### [Problem details]
What you return should match every record exactly, with the images removed.

— start of Data supplied —

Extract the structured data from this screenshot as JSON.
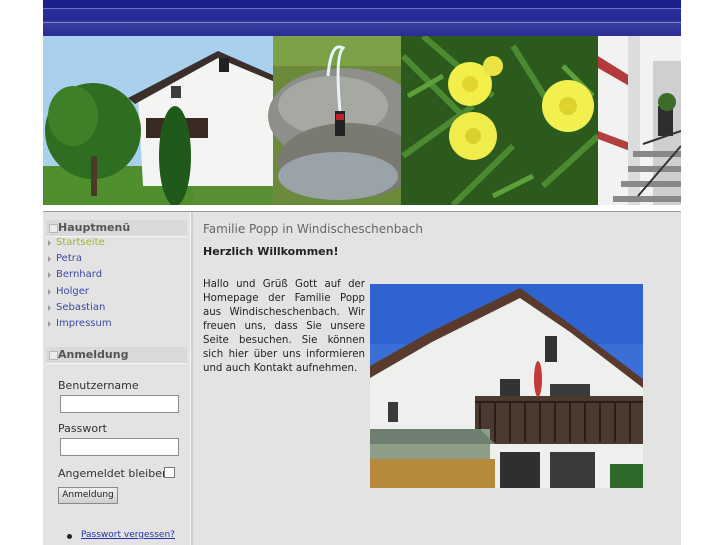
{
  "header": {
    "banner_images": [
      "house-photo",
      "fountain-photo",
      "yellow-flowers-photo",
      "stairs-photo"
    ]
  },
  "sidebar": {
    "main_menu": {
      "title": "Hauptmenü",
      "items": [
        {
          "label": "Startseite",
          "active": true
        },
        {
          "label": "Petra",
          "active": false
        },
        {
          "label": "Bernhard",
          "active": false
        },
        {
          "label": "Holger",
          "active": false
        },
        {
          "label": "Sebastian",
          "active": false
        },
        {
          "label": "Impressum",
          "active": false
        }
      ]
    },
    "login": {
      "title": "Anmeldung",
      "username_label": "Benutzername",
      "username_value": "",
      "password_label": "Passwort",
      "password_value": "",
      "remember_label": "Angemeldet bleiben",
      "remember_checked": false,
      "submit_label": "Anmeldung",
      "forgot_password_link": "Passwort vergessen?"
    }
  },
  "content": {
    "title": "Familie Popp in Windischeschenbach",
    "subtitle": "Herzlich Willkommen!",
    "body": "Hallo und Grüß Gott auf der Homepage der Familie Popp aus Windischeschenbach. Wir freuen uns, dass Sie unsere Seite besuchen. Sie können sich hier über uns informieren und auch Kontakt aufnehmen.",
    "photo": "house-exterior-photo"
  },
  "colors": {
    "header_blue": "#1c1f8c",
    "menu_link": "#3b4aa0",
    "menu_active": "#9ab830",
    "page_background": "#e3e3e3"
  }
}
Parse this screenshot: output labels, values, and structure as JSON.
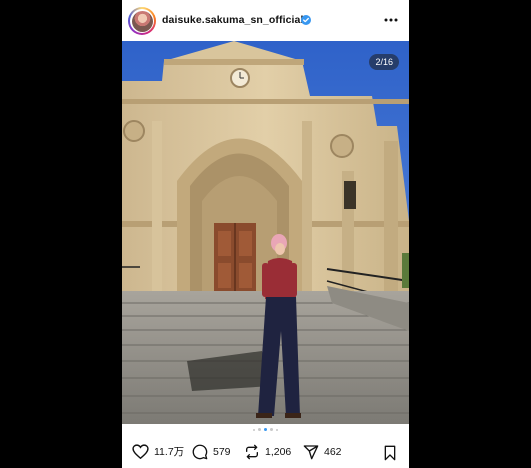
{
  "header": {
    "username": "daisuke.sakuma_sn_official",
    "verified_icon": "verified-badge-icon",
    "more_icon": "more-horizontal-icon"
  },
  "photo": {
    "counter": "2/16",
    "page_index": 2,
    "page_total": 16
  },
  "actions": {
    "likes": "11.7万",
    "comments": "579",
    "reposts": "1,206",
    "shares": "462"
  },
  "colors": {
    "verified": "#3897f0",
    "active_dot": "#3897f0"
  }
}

— end of Data supplied —

### [Correct response]
Extract the structured data from this screenshot as JSON.
{
  "header": {
    "banner_images": [
      "house-photo",
      "fountain-photo",
      "yellow-flowers-photo",
      "stairs-photo"
    ]
  },
  "sidebar": {
    "main_menu": {
      "title": "Hauptmenü",
      "items": [
        {
          "label": "Startseite",
          "active": true
        },
        {
          "label": "Petra",
          "active": false
        },
        {
          "label": "Bernhard",
          "active": false
        },
        {
          "label": "Holger",
          "active": false
        },
        {
          "label": "Sebastian",
          "active": false
        },
        {
          "label": "Impressum",
          "active": false
        }
      ]
    },
    "login": {
      "title": "Anmeldung",
      "username_label": "Benutzername",
      "username_value": "",
      "password_label": "Passwort",
      "password_value": "",
      "remember_label": "Angemeldet bleiben",
      "remember_checked": false,
      "submit_label": "Anmeldung",
      "forgot_password_link": "Passwort vergessen?"
    }
  },
  "content": {
    "title": "Familie Popp in Windischeschenbach",
    "subtitle": "Herzlich Willkommen!",
    "body": "Hallo und Grüß Gott auf der Homepage der Familie Popp aus Windischeschenbach. Wir freuen uns, dass Sie unsere Seite besuchen. Sie können sich hier über uns informieren und auch Kontakt aufnehmen.",
    "photo": "house-exterior-photo"
  },
  "colors": {
    "header_blue": "#1c1f8c",
    "menu_link": "#3b4aa0",
    "menu_active": "#9ab830",
    "page_background": "#e3e3e3"
  }
}
Parse this screenshot: output labels, values, and structure as JSON.
{
  "header": {
    "username": "daisuke.sakuma_sn_official",
    "verified_icon": "verified-badge-icon",
    "more_icon": "more-horizontal-icon"
  },
  "photo": {
    "counter": "2/16",
    "page_index": 2,
    "page_total": 16
  },
  "actions": {
    "likes": "11.7万",
    "comments": "579",
    "reposts": "1,206",
    "shares": "462"
  },
  "colors": {
    "verified": "#3897f0",
    "active_dot": "#3897f0"
  }
}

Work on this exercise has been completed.